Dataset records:
-- BEGIN --
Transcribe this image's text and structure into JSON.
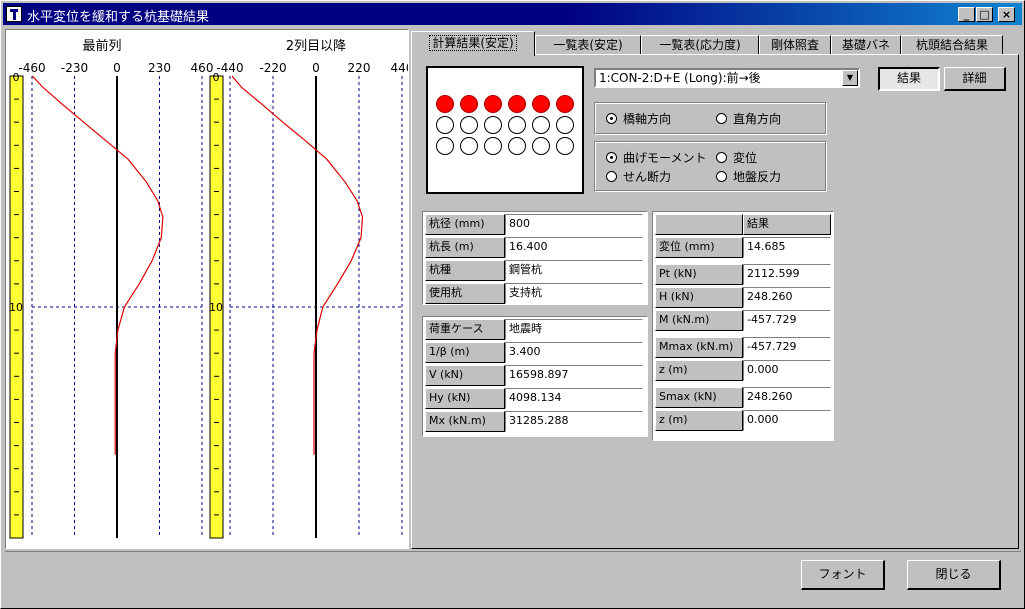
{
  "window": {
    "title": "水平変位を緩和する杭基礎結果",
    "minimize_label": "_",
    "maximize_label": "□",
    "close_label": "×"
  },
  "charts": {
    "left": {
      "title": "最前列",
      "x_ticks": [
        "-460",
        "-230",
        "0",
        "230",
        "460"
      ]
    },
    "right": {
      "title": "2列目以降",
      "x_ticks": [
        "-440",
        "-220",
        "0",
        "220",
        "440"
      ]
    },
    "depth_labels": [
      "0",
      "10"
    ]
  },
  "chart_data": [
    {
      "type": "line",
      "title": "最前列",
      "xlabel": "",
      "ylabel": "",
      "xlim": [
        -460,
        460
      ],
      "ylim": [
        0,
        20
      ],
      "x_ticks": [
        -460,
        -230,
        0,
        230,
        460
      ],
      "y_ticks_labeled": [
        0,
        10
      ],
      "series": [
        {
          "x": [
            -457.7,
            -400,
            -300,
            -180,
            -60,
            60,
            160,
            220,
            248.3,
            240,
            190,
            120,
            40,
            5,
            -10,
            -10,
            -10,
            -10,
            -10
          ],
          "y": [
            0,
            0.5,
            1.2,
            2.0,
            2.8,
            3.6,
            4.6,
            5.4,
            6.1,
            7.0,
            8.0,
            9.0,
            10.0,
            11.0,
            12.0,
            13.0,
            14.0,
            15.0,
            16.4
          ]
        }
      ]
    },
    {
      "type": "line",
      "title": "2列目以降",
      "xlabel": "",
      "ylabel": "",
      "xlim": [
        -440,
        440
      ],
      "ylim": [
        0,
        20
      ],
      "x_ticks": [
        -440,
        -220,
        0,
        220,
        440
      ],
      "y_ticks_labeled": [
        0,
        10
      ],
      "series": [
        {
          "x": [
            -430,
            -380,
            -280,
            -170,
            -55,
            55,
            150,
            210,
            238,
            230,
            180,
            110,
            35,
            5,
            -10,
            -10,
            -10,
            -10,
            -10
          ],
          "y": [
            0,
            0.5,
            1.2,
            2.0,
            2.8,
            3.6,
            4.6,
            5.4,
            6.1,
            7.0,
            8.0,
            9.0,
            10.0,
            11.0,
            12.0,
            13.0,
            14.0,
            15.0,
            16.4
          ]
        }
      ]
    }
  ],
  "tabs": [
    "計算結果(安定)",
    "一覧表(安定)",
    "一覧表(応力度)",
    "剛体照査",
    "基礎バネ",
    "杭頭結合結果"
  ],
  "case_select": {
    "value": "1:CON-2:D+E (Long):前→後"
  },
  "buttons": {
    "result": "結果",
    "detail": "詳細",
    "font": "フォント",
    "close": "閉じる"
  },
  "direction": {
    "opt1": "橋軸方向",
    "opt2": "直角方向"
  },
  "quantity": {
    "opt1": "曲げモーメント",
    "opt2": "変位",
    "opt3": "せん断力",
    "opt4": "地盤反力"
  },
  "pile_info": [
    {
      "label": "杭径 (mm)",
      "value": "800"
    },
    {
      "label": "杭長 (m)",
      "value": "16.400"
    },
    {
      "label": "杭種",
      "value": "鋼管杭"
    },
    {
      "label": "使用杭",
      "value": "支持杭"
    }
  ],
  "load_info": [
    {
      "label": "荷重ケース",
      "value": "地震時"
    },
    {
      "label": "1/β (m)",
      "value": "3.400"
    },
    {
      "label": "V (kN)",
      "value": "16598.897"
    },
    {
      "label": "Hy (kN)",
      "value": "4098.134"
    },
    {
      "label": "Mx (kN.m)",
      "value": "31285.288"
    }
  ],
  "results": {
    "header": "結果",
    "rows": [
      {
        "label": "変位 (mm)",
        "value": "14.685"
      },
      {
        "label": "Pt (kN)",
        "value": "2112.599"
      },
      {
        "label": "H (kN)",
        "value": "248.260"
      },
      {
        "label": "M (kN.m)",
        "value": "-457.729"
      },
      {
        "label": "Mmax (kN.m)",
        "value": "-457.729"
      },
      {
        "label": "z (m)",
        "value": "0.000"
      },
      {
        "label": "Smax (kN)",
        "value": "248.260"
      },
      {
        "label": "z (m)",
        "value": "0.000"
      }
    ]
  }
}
-- END --
Task brief: Copy out all the data exactly; skip the pictures.

Task answer:
Transcribe this image's text and structure into JSON.
{
  "window": {
    "title": "水平変位を緩和する杭基礎結果",
    "minimize_label": "_",
    "maximize_label": "□",
    "close_label": "×"
  },
  "charts": {
    "left": {
      "title": "最前列",
      "x_ticks": [
        "-460",
        "-230",
        "0",
        "230",
        "460"
      ]
    },
    "right": {
      "title": "2列目以降",
      "x_ticks": [
        "-440",
        "-220",
        "0",
        "220",
        "440"
      ]
    },
    "depth_labels": [
      "0",
      "10"
    ]
  },
  "chart_data": [
    {
      "type": "line",
      "title": "最前列",
      "xlabel": "",
      "ylabel": "",
      "xlim": [
        -460,
        460
      ],
      "ylim": [
        0,
        20
      ],
      "x_ticks": [
        -460,
        -230,
        0,
        230,
        460
      ],
      "y_ticks_labeled": [
        0,
        10
      ],
      "series": [
        {
          "x": [
            -457.7,
            -400,
            -300,
            -180,
            -60,
            60,
            160,
            220,
            248.3,
            240,
            190,
            120,
            40,
            5,
            -10,
            -10,
            -10,
            -10,
            -10
          ],
          "y": [
            0,
            0.5,
            1.2,
            2.0,
            2.8,
            3.6,
            4.6,
            5.4,
            6.1,
            7.0,
            8.0,
            9.0,
            10.0,
            11.0,
            12.0,
            13.0,
            14.0,
            15.0,
            16.4
          ]
        }
      ]
    },
    {
      "type": "line",
      "title": "2列目以降",
      "xlabel": "",
      "ylabel": "",
      "xlim": [
        -440,
        440
      ],
      "ylim": [
        0,
        20
      ],
      "x_ticks": [
        -440,
        -220,
        0,
        220,
        440
      ],
      "y_ticks_labeled": [
        0,
        10
      ],
      "series": [
        {
          "x": [
            -430,
            -380,
            -280,
            -170,
            -55,
            55,
            150,
            210,
            238,
            230,
            180,
            110,
            35,
            5,
            -10,
            -10,
            -10,
            -10,
            -10
          ],
          "y": [
            0,
            0.5,
            1.2,
            2.0,
            2.8,
            3.6,
            4.6,
            5.4,
            6.1,
            7.0,
            8.0,
            9.0,
            10.0,
            11.0,
            12.0,
            13.0,
            14.0,
            15.0,
            16.4
          ]
        }
      ]
    }
  ],
  "tabs": [
    "計算結果(安定)",
    "一覧表(安定)",
    "一覧表(応力度)",
    "剛体照査",
    "基礎バネ",
    "杭頭結合結果"
  ],
  "case_select": {
    "value": "1:CON-2:D+E (Long):前→後"
  },
  "buttons": {
    "result": "結果",
    "detail": "詳細",
    "font": "フォント",
    "close": "閉じる"
  },
  "direction": {
    "opt1": "橋軸方向",
    "opt2": "直角方向"
  },
  "quantity": {
    "opt1": "曲げモーメント",
    "opt2": "変位",
    "opt3": "せん断力",
    "opt4": "地盤反力"
  },
  "pile_info": [
    {
      "label": "杭径 (mm)",
      "value": "800"
    },
    {
      "label": "杭長 (m)",
      "value": "16.400"
    },
    {
      "label": "杭種",
      "value": "鋼管杭"
    },
    {
      "label": "使用杭",
      "value": "支持杭"
    }
  ],
  "load_info": [
    {
      "label": "荷重ケース",
      "value": "地震時"
    },
    {
      "label": "1/β (m)",
      "value": "3.400"
    },
    {
      "label": "V (kN)",
      "value": "16598.897"
    },
    {
      "label": "Hy (kN)",
      "value": "4098.134"
    },
    {
      "label": "Mx (kN.m)",
      "value": "31285.288"
    }
  ],
  "results": {
    "header": "結果",
    "rows": [
      {
        "label": "変位 (mm)",
        "value": "14.685"
      },
      {
        "label": "Pt (kN)",
        "value": "2112.599"
      },
      {
        "label": "H (kN)",
        "value": "248.260"
      },
      {
        "label": "M (kN.m)",
        "value": "-457.729"
      },
      {
        "label": "Mmax (kN.m)",
        "value": "-457.729"
      },
      {
        "label": "z (m)",
        "value": "0.000"
      },
      {
        "label": "Smax (kN)",
        "value": "248.260"
      },
      {
        "label": "z (m)",
        "value": "0.000"
      }
    ]
  }
}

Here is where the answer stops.